AIM OF THE TASK
Verbatim output of all the material below is required.

──────────────────────────────

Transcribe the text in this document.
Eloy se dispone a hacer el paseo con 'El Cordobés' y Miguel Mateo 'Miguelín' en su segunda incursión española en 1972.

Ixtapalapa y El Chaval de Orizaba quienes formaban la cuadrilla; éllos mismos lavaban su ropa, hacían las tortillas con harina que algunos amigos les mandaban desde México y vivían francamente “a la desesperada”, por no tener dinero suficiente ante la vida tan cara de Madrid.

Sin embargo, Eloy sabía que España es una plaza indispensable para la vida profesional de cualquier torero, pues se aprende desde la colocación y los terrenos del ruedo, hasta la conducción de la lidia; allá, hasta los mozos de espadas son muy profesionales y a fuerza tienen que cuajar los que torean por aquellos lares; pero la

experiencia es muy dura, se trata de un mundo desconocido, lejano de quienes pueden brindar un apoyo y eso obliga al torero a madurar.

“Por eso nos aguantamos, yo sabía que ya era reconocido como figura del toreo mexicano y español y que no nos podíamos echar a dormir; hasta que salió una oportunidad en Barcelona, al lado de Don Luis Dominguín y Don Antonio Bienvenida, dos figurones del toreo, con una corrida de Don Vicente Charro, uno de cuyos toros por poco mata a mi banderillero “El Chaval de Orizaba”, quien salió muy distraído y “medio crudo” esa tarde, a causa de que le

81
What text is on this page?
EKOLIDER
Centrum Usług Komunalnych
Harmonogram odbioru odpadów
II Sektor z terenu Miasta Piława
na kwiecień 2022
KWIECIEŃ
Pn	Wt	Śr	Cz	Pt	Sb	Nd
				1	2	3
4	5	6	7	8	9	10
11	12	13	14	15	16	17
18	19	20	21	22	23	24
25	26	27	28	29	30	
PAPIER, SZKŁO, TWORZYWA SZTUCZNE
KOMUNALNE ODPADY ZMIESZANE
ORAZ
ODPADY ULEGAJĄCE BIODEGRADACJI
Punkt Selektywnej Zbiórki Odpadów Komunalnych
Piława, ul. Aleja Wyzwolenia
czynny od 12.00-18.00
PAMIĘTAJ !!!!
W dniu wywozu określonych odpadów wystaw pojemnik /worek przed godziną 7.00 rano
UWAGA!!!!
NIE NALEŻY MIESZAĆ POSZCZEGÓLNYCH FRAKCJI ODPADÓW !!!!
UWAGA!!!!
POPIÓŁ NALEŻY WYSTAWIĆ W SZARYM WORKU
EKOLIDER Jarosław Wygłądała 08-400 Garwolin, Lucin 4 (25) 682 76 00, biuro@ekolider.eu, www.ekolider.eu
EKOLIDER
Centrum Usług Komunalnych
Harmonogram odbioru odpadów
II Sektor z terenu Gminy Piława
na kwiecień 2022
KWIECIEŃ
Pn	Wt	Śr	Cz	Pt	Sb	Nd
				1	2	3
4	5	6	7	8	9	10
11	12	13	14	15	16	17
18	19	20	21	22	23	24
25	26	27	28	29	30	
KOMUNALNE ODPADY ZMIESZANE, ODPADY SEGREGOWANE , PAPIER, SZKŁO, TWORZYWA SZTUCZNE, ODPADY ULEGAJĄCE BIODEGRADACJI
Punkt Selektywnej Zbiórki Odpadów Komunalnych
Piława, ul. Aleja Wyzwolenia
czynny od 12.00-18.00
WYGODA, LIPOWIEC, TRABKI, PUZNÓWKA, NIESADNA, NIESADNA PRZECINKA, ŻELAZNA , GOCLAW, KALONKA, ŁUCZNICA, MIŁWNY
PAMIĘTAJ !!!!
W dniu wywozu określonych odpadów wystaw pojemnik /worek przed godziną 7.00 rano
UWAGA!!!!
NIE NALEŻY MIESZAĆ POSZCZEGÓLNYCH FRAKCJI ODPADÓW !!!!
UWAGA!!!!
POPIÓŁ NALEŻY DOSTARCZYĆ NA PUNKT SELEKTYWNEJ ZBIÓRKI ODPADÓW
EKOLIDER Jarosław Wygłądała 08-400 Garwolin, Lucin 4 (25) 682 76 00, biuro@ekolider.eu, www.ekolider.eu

──────────────────────────────

EXERCISE ANSWER
Transcribe the text in this document.
Eloy se dispone a hacer el paseo con 'El Cordobés' y Miguel Mateo 'Miguelín' en su segunda incursión española en 1972.

Ixtapalapa y El Chaval de Orizaba quienes formaban la cuadrilla; éllos mismos lavaban su ropa, hacían las tortillas con harina que algunos amigos les mandaban desde México y vivían francamente “a la desesperada”, por no tener dinero suficiente ante la vida tan cara de Madrid.

Sin embargo, Eloy sabía que España es una plaza indispensable para la vida profesional de cualquier torero, pues se aprende desde la colocación y los terrenos del ruedo, hasta la conducción de la lidia; allá, hasta los mozos de espadas son muy profesionales y a fuerza tienen que cuajar los que torean por aquellos lares; pero la

experiencia es muy dura, se trata de un mundo desconocido, lejano de quienes pueden brindar un apoyo y eso obliga al torero a madurar.

“Por eso nos aguantamos, yo sabía que ya era reconocido como figura del toreo mexicano y español y que no nos podíamos echar a dormir; hasta que salió una oportunidad en Barcelona, al lado de Don Luis Dominguín y Don Antonio Bienvenida, dos figurones del toreo, con una corrida de Don Vicente Charro, uno de cuyos toros por poco mata a mi banderillero “El Chaval de Orizaba”, quien salió muy distraído y “medio crudo” esa tarde, a causa de que le

81
What text is on this page?
EKOLIDER
Centrum Usług Komunalnych
Harmonogram odbioru odpadów
II Sektor z terenu Miasta Piława
na kwiecień 2022
KWIECIEŃ
Pn	Wt	Śr	Cz	Pt	Sb	Nd
				1	2	3
4	5	6	7	8	9	10
11	12	13	14	15	16	17
18	19	20	21	22	23	24
25	26	27	28	29	30	
PAPIER, SZKŁO, TWORZYWA SZTUCZNE
KOMUNALNE ODPADY ZMIESZANE
ORAZ
ODPADY ULEGAJĄCE BIODEGRADACJI
Punkt Selektywnej Zbiórki Odpadów Komunalnych
Piława, ul. Aleja Wyzwolenia
czynny od 12.00-18.00
PAMIĘTAJ !!!!
W dniu wywozu określonych odpadów wystaw pojemnik /worek przed godziną 7.00 rano
UWAGA!!!!
NIE NALEŻY MIESZAĆ POSZCZEGÓLNYCH FRAKCJI ODPADÓW !!!!
UWAGA!!!!
POPIÓŁ NALEŻY WYSTAWIĆ W SZARYM WORKU
EKOLIDER Jarosław Wygłądała 08-400 Garwolin, Lucin 4 (25) 682 76 00, biuro@ekolider.eu, www.ekolider.eu
EKOLIDER
Centrum Usług Komunalnych
Harmonogram odbioru odpadów
II Sektor z terenu Gminy Piława
na kwiecień 2022
KWIECIEŃ
Pn	Wt	Śr	Cz	Pt	Sb	Nd
				1	2	3
4	5	6	7	8	9	10
11	12	13	14	15	16	17
18	19	20	21	22	23	24
25	26	27	28	29	30	
KOMUNALNE ODPADY ZMIESZANE, ODPADY SEGREGOWANE , PAPIER, SZKŁO, TWORZYWA SZTUCZNE, ODPADY ULEGAJĄCE BIODEGRADACJI
Punkt Selektywnej Zbiórki Odpadów Komunalnych
Piława, ul. Aleja Wyzwolenia
czynny od 12.00-18.00
WYGODA, LIPOWIEC, TRABKI, PUZNÓWKA, NIESADNA, NIESADNA PRZECINKA, ŻELAZNA , GOCLAW, KALONKA, ŁUCZNICA, MIŁWNY
PAMIĘTAJ !!!!
W dniu wywozu określonych odpadów wystaw pojemnik /worek przed godziną 7.00 rano
UWAGA!!!!
NIE NALEŻY MIESZAĆ POSZCZEGÓLNYCH FRAKCJI ODPADÓW !!!!
UWAGA!!!!
POPIÓŁ NALEŻY DOSTARCZYĆ NA PUNKT SELEKTYWNEJ ZBIÓRKI ODPADÓW
EKOLIDER Jarosław Wygłądała 08-400 Garwolin, Lucin 4 (25) 682 76 00, biuro@ekolider.eu, www.ekolider.eu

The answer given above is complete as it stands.